* [PROBLEM DETAILS]:
Could you continue the bitmap index text below, not the material, starting right after its last sentence about update contention?

* [TEXT]:
How is this an index first of all? Isn't an index supposed to point to rows (using rowid's) given the key?
What would be the typical queries where such indexes would be useful? How are they better than B-tree indexes? I know that if we use a B-tree index on Gender here, we will get a lot of results if for example, we look for Gender = Male, which need to be filtered out further (so not very useful). How does a Bitmap improve the situation?
A better representation of a bitmap index, is if given the sample above:
Identifier Gender RowID
1 Female R1
2 Male R2
3 Male R3
4 Unspecified R4
5 Female R5
the a bitmap index on the gender column would (conceptually) look like this:
Gender R1 R2 R3 R4 R5
Female 1 0 0 0 1
Male 0 1 1 0 0
Unspecified 0 0 0 1 0
Bitmap indexes are used when the number of distinct values in a column is relatively low (consider the opposite where all values are unique: the bitmap index would be as wide as every row, and as long making it kind of like one big identity matrix.)
So with this index in place a query like
SELECT * FROM table1 WHERE gender = 'Male'
the database looks for a match in the gender values in the index, finds all the rowids where the bit was set to 1, and then goes and gets the table results.
A query like:
SELECT * FROM table1 WHERE gender IN ('Male', 'Unspecified')
would get the 1 bits for Male, the 1 bits for Unspecified, do a bitwise-OR then go get the rows where the resulting bits are 1.
So, the advantages of using a bitmap index over a b*tree index are storage (with low cardinality, bitmap indexes are pretty compact), and the ability to do bitwise operations before resolving the actual rowids which can be pretty quick.
Note that bitmap indexes can have performance implications with inserts/deletes (conceptually, you add/remove a column to/from the bitmap and rejig it accordingly...), and can create a whole lot of contention as an update on a row can lock the entire corresponding bitmap entry and you can't update a different row (with the same bitmap value) until the first update is committed/rolled back.

* [RECORDS PROVIDED]:
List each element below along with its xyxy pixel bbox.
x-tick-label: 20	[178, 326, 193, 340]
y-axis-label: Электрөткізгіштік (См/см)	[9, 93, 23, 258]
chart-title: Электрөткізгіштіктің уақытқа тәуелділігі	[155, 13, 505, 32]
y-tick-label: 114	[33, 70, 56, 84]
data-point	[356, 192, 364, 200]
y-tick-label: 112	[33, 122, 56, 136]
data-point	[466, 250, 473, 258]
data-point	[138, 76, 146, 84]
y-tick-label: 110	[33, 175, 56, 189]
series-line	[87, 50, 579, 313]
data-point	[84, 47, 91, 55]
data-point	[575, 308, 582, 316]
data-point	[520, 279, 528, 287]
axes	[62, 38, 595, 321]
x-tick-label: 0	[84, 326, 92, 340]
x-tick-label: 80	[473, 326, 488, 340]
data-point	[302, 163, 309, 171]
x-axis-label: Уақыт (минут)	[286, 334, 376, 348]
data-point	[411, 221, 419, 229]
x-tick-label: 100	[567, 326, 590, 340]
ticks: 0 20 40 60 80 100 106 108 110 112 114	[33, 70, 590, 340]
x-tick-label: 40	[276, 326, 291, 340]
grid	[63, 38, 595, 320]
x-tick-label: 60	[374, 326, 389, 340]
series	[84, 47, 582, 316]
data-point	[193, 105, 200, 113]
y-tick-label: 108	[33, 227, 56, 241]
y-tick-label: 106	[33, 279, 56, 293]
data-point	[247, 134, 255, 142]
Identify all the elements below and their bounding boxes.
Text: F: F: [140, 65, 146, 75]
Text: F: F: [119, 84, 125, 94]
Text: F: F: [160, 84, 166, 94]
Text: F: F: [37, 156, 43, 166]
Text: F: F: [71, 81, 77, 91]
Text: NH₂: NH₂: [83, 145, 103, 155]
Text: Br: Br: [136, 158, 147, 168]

* [RESULT]:
The benefit comes when filtering on multiple columns, then the corresponding indexes can be merged with bitwise operations before actually selecting the data.
If you have gender, eye_colour, hair_colour
then the query
select * from persons where
gender = 'male' and
(eye_colour = 'blue' or hair_colour = 'blonde')
would first make a bitwise or between the eye_colour['blue'] index and the hair_colour['blonde'] index and finally bitwise and between the result and the gender['male'] index. This operation performs really fast both computationally and I/O.
The resulting bit stream would be used for picking the actual rows.
Bitmap indexes are typically used in "star joins" in data warehouse applications.
As indicated in the Wikipedia article, they use bitwise operations, which can perform better than comparing data types such as integers, so the short answer is increased speed of queries.
Theoretically, it should take up less computations and less time to select all males or all females from your example.
Just thinking about how this works under the hood should make why this is faster obvious. A bit is logically either true or false. If you want to do a query using a WHERE clause, this will eventually evaluate to either a true or a false for the records in order to determine whether to include them in your results.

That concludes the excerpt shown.